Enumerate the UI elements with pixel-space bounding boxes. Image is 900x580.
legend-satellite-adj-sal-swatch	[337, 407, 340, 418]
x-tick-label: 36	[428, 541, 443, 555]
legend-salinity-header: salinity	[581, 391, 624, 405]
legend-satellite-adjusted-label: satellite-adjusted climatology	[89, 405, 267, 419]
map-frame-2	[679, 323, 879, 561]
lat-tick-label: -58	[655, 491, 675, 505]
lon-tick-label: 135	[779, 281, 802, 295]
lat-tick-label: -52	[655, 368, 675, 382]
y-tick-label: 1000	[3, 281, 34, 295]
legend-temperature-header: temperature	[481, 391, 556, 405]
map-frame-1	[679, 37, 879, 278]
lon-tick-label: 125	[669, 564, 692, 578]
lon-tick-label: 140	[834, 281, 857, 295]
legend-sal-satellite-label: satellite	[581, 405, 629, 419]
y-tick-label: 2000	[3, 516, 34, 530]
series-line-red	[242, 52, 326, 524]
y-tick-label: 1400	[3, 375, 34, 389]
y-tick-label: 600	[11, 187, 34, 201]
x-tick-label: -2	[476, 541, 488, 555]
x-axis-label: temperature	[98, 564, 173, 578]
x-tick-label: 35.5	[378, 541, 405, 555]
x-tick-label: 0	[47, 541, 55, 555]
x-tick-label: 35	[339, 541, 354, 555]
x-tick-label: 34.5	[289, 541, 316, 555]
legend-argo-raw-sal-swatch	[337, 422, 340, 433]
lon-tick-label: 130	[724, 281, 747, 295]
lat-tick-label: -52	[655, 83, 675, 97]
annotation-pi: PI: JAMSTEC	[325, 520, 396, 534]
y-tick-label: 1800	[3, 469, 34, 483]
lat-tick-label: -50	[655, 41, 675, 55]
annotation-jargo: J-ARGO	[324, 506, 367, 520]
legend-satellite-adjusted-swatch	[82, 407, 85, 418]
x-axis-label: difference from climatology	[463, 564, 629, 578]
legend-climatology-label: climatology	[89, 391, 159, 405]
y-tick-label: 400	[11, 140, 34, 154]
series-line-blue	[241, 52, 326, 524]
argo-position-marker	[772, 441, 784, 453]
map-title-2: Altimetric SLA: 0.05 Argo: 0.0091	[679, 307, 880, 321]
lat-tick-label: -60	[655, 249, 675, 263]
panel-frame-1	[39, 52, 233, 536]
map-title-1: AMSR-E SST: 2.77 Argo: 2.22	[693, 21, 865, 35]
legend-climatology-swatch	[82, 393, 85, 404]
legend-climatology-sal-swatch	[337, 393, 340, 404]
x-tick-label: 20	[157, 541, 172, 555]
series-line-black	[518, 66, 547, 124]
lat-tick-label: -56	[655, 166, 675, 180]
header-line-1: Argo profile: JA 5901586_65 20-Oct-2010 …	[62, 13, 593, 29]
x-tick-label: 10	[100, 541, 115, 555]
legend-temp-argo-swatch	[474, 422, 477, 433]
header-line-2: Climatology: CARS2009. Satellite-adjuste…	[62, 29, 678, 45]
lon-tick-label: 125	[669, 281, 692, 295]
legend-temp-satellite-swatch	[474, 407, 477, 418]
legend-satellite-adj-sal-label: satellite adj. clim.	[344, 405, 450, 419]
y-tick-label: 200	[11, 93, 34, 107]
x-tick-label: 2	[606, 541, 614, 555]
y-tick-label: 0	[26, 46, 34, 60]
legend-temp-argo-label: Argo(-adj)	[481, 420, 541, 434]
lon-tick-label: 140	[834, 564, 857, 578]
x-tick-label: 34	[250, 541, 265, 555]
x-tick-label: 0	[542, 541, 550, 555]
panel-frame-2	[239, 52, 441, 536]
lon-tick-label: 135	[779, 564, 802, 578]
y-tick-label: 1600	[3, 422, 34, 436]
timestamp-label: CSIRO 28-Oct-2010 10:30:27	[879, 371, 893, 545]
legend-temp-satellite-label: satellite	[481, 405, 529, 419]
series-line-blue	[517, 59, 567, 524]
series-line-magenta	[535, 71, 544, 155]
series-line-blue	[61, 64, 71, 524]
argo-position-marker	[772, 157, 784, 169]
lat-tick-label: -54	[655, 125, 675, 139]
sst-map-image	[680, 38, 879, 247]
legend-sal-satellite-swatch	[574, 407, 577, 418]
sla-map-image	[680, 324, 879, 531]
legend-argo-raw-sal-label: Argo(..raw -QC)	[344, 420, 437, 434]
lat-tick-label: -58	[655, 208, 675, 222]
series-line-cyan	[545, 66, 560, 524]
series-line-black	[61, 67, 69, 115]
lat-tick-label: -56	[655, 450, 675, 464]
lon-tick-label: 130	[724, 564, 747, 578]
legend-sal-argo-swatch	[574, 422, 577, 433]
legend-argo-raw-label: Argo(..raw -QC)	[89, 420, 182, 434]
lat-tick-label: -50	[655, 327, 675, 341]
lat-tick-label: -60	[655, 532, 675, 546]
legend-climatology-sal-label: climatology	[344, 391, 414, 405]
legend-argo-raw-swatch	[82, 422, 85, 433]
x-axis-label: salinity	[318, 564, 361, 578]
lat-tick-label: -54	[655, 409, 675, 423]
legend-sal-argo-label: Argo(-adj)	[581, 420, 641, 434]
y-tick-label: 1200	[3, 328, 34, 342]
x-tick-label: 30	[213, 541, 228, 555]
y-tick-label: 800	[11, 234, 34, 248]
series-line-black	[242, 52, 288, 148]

-- -- --

→ WHAT YOU NEED TO DO
Please give all of the lines above again, swapping "difference from climatology" for "anomaly" and leaving everything else unchanged.

→ ANSWER TO THIS EXERCISE
Enumerate the UI elements with pixel-space bounding boxes. Image is 900x580.
legend-satellite-adj-sal-swatch	[337, 407, 340, 418]
x-tick-label: 36	[428, 541, 443, 555]
legend-salinity-header: salinity	[581, 391, 624, 405]
legend-satellite-adjusted-label: satellite-adjusted climatology	[89, 405, 267, 419]
map-frame-2	[679, 323, 879, 561]
lat-tick-label: -58	[655, 491, 675, 505]
lon-tick-label: 135	[779, 281, 802, 295]
lat-tick-label: -52	[655, 368, 675, 382]
y-tick-label: 1000	[3, 281, 34, 295]
legend-temperature-header: temperature	[481, 391, 556, 405]
map-frame-1	[679, 37, 879, 278]
lon-tick-label: 125	[669, 564, 692, 578]
lon-tick-label: 140	[834, 281, 857, 295]
legend-sal-satellite-label: satellite	[581, 405, 629, 419]
y-tick-label: 2000	[3, 516, 34, 530]
series-line-red	[242, 52, 326, 524]
y-tick-label: 1400	[3, 375, 34, 389]
y-tick-label: 600	[11, 187, 34, 201]
x-tick-label: -2	[476, 541, 488, 555]
x-axis-label: temperature	[98, 564, 173, 578]
x-tick-label: 35.5	[378, 541, 405, 555]
x-tick-label: 0	[47, 541, 55, 555]
x-tick-label: 35	[339, 541, 354, 555]
x-tick-label: 34.5	[289, 541, 316, 555]
legend-argo-raw-sal-swatch	[337, 422, 340, 433]
lon-tick-label: 130	[724, 281, 747, 295]
lat-tick-label: -52	[655, 83, 675, 97]
annotation-pi: PI: JAMSTEC	[325, 520, 396, 534]
y-tick-label: 1800	[3, 469, 34, 483]
lat-tick-label: -50	[655, 41, 675, 55]
annotation-jargo: J-ARGO	[324, 506, 367, 520]
legend-satellite-adjusted-swatch	[82, 407, 85, 418]
x-axis-label: anomaly	[463, 564, 629, 578]
legend-climatology-label: climatology	[89, 391, 159, 405]
y-tick-label: 400	[11, 140, 34, 154]
series-line-blue	[241, 52, 326, 524]
argo-position-marker	[772, 441, 784, 453]
map-title-2: Altimetric SLA: 0.05 Argo: 0.0091	[679, 307, 880, 321]
lat-tick-label: -60	[655, 249, 675, 263]
panel-frame-1	[39, 52, 233, 536]
map-title-1: AMSR-E SST: 2.77 Argo: 2.22	[693, 21, 865, 35]
legend-climatology-swatch	[82, 393, 85, 404]
legend-climatology-sal-swatch	[337, 393, 340, 404]
x-tick-label: 20	[157, 541, 172, 555]
series-line-black	[518, 66, 547, 124]
lat-tick-label: -56	[655, 166, 675, 180]
header-line-1: Argo profile: JA 5901586_65 20-Oct-2010 …	[62, 13, 593, 29]
x-tick-label: 10	[100, 541, 115, 555]
legend-temp-argo-swatch	[474, 422, 477, 433]
header-line-2: Climatology: CARS2009. Satellite-adjuste…	[62, 29, 678, 45]
lon-tick-label: 125	[669, 281, 692, 295]
legend-temp-satellite-swatch	[474, 407, 477, 418]
legend-satellite-adj-sal-label: satellite adj. clim.	[344, 405, 450, 419]
y-tick-label: 200	[11, 93, 34, 107]
x-tick-label: 2	[606, 541, 614, 555]
y-tick-label: 0	[26, 46, 34, 60]
legend-temp-argo-label: Argo(-adj)	[481, 420, 541, 434]
lon-tick-label: 140	[834, 564, 857, 578]
x-tick-label: 34	[250, 541, 265, 555]
x-tick-label: 0	[542, 541, 550, 555]
panel-frame-2	[239, 52, 441, 536]
lon-tick-label: 135	[779, 564, 802, 578]
y-tick-label: 1600	[3, 422, 34, 436]
timestamp-label: CSIRO 28-Oct-2010 10:30:27	[879, 371, 893, 545]
legend-temp-satellite-label: satellite	[481, 405, 529, 419]
series-line-blue	[517, 59, 567, 524]
series-line-magenta	[535, 71, 544, 155]
series-line-blue	[61, 64, 71, 524]
argo-position-marker	[772, 157, 784, 169]
lat-tick-label: -54	[655, 125, 675, 139]
sst-map-image	[680, 38, 879, 247]
legend-sal-satellite-swatch	[574, 407, 577, 418]
sla-map-image	[680, 324, 879, 531]
legend-argo-raw-sal-label: Argo(..raw -QC)	[344, 420, 437, 434]
lat-tick-label: -58	[655, 208, 675, 222]
series-line-cyan	[545, 66, 560, 524]
series-line-black	[61, 67, 69, 115]
lat-tick-label: -56	[655, 450, 675, 464]
lon-tick-label: 130	[724, 564, 747, 578]
legend-sal-argo-swatch	[574, 422, 577, 433]
legend-argo-raw-label: Argo(..raw -QC)	[89, 420, 182, 434]
lat-tick-label: -50	[655, 327, 675, 341]
lat-tick-label: -60	[655, 532, 675, 546]
legend-climatology-sal-label: climatology	[344, 391, 414, 405]
legend-argo-raw-swatch	[82, 422, 85, 433]
x-axis-label: salinity	[318, 564, 361, 578]
lat-tick-label: -54	[655, 409, 675, 423]
legend-sal-argo-label: Argo(-adj)	[581, 420, 641, 434]
y-tick-label: 1200	[3, 328, 34, 342]
x-tick-label: 30	[213, 541, 228, 555]
y-tick-label: 800	[11, 234, 34, 248]
series-line-black	[242, 52, 288, 148]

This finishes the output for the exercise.